═══ DATASET EXCERPTS ═══
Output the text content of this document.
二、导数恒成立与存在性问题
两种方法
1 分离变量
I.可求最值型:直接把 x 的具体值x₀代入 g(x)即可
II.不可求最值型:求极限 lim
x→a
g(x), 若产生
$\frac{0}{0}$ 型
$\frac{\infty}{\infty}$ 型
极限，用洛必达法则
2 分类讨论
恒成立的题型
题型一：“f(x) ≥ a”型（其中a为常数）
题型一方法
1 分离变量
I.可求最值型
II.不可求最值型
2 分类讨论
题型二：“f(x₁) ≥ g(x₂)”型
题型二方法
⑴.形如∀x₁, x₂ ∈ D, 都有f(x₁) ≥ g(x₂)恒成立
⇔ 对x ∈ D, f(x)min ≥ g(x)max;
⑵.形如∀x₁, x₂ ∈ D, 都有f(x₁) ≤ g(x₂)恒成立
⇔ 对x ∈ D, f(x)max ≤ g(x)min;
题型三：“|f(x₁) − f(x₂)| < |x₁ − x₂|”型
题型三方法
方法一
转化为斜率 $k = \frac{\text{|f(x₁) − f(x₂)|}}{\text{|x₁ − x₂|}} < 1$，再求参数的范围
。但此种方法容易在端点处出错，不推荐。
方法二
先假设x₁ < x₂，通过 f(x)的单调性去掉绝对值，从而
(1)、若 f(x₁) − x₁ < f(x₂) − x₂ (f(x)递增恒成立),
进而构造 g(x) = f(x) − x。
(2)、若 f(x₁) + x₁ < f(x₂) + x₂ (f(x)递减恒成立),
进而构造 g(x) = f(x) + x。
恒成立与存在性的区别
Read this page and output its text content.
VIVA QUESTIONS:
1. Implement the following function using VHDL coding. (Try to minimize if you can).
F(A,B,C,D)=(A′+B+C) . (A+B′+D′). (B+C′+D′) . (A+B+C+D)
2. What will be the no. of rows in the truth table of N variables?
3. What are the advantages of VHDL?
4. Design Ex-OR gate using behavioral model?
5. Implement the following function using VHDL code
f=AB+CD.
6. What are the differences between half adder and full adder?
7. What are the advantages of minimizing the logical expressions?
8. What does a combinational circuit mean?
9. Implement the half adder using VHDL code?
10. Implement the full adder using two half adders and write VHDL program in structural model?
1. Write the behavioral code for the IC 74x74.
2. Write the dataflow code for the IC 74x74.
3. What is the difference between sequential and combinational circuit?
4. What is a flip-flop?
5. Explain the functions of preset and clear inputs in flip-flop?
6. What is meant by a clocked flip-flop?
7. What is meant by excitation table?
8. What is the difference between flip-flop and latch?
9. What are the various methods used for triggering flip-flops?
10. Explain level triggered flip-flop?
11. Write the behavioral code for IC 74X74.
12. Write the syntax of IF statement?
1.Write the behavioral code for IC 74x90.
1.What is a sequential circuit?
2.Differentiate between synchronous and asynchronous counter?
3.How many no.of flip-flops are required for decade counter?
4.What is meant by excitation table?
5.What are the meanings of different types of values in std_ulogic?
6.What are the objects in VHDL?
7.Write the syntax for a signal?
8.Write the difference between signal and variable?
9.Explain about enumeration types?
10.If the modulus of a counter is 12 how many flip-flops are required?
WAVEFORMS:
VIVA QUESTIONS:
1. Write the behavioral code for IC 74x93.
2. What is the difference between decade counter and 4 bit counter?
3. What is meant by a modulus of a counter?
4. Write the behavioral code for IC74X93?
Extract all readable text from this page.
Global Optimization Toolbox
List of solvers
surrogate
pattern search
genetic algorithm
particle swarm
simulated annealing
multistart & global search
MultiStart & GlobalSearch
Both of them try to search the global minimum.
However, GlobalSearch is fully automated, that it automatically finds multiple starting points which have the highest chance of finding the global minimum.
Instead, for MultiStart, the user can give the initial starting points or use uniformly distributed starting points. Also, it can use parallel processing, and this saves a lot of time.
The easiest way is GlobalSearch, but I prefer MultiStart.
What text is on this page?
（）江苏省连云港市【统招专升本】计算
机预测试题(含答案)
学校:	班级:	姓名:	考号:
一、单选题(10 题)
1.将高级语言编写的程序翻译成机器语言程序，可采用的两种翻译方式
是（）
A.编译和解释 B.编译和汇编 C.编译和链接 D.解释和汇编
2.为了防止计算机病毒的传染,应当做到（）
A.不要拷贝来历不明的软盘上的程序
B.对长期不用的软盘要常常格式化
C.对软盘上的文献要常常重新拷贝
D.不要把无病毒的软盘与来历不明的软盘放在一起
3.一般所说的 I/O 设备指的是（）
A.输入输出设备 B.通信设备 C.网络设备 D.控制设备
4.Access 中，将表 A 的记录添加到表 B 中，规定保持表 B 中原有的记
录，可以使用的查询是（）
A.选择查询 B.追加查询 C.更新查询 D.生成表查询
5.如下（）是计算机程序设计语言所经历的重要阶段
═══
EXERCISE REQUIREMENTS
Report back each line of the entries that holds the string "points".

THE RESPONSE
However, GlobalSearch is fully automated, that it automatically finds multiple starting points which have the highest chance of finding the global minimum.
Instead, for MultiStart, the user can give the initial starting points or use uniformly distributed starting points. Also, it can use parallel processing, and this saves a lot of time.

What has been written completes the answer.